+++ Supplied entries
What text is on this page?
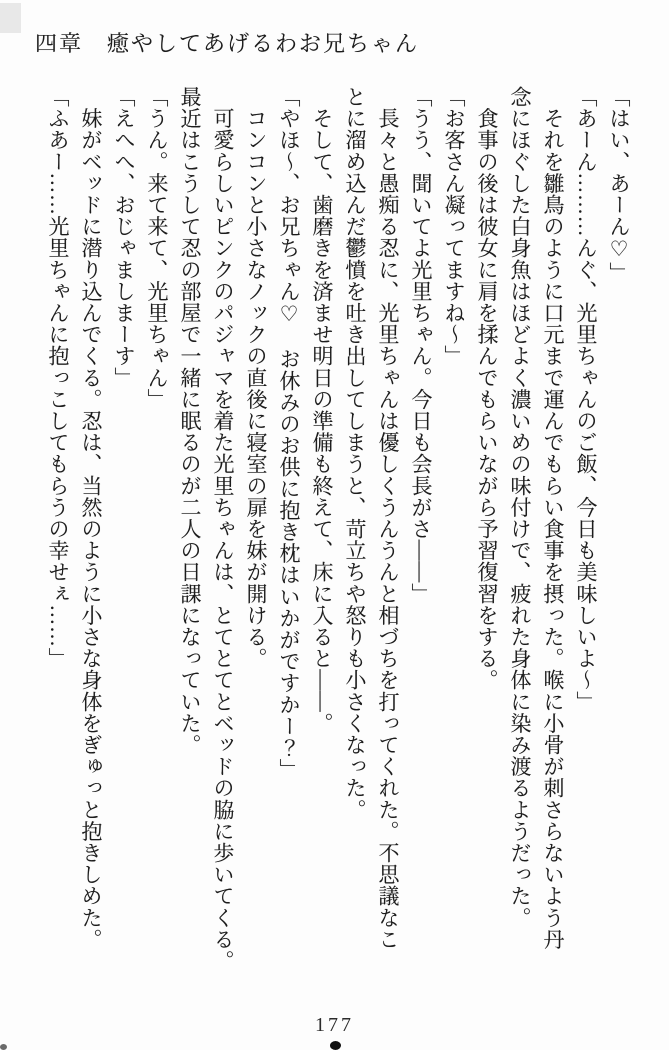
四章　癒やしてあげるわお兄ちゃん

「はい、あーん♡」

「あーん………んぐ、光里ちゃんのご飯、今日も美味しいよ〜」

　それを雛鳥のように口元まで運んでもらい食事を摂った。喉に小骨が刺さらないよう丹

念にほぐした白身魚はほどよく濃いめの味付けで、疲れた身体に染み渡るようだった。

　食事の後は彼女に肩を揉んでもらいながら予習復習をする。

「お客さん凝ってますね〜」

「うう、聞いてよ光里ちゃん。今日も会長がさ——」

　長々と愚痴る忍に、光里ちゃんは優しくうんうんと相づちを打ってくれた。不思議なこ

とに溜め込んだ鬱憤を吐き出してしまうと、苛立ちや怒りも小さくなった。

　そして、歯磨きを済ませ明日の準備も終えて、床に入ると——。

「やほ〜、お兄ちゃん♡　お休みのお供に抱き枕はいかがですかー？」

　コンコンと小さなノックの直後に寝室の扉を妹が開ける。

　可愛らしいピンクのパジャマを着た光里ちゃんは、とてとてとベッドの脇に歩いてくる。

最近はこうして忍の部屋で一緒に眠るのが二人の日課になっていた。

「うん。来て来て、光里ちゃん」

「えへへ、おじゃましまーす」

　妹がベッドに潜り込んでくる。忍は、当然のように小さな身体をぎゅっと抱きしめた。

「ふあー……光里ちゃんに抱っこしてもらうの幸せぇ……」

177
++++++
+++ Supplied entries
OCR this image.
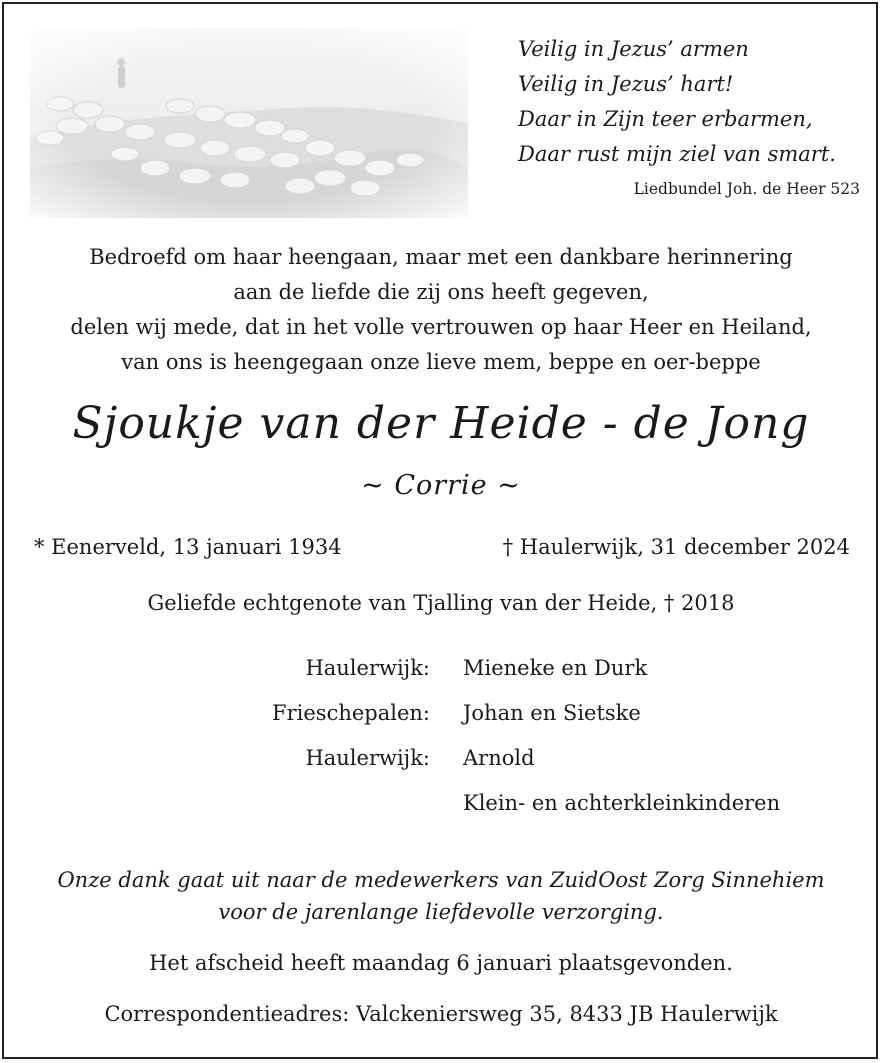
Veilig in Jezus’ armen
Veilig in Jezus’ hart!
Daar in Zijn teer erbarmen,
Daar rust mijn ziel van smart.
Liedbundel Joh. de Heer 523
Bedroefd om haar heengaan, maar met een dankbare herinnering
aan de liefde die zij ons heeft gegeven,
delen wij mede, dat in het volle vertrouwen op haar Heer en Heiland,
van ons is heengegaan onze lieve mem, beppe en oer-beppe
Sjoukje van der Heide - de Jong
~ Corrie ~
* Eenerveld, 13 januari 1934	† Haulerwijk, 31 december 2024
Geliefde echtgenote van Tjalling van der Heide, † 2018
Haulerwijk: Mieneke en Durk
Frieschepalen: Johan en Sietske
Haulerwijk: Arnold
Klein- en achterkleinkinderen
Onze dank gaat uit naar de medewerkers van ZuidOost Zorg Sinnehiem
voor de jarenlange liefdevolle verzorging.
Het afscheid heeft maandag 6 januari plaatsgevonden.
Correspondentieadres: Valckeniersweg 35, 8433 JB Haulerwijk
++++++
+++ Supplied entries
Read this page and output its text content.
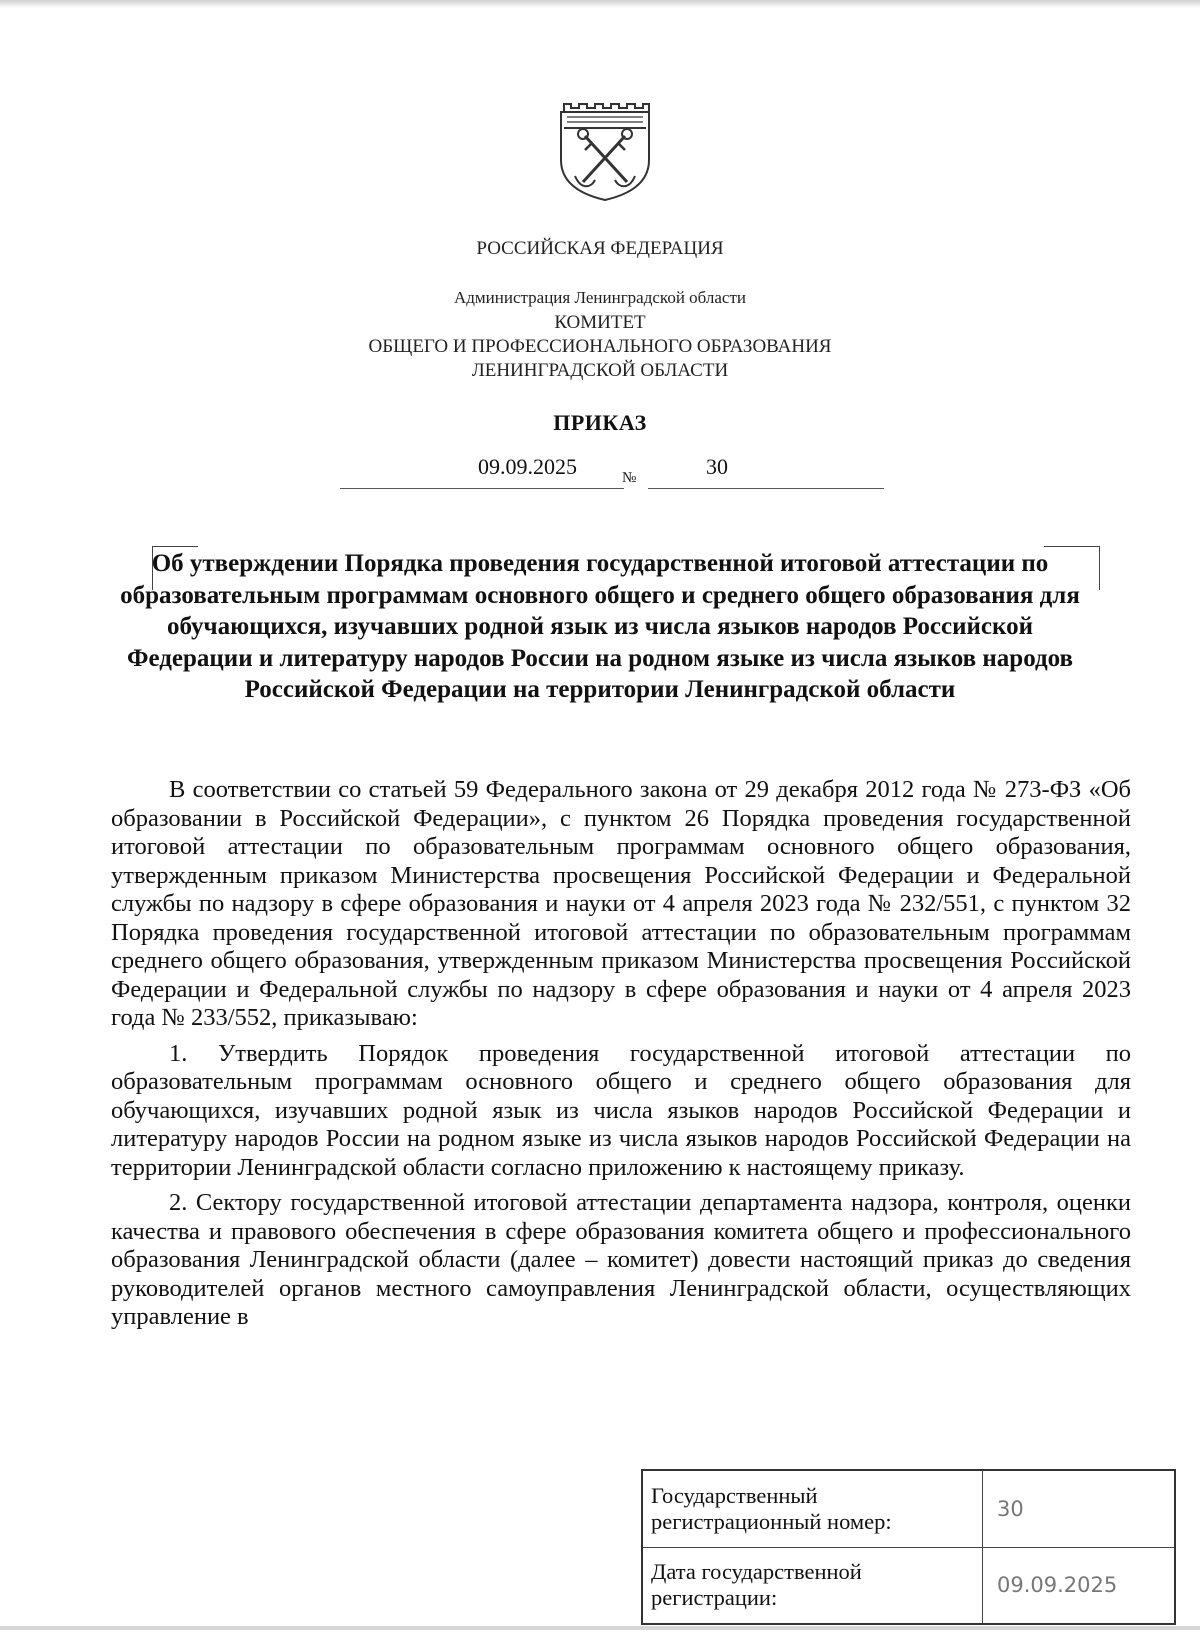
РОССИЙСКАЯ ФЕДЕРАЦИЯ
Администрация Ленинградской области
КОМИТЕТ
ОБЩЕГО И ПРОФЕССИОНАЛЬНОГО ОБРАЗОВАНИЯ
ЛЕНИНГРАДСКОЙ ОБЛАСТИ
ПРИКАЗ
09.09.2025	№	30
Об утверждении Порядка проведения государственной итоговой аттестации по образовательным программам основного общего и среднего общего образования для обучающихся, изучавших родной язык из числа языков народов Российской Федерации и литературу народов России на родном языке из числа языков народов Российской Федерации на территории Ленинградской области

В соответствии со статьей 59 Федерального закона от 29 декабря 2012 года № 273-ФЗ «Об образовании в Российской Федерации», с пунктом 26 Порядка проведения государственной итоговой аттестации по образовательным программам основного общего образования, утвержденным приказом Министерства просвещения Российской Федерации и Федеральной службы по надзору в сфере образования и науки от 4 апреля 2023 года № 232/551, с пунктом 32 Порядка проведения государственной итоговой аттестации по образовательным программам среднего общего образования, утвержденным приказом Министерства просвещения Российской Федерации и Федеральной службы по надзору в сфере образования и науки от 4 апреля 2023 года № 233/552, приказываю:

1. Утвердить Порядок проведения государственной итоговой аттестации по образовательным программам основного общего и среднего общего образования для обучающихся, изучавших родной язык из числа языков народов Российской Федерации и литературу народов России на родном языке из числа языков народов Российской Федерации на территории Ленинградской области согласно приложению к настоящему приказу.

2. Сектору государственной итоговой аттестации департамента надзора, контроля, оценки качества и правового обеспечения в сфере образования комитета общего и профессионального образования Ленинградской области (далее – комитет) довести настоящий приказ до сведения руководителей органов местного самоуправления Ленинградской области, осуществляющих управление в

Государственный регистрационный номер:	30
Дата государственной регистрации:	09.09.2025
++++++
Exercise details: Count every line bearing the word "Jezus"; report the total only.

Answer for this exercise: 2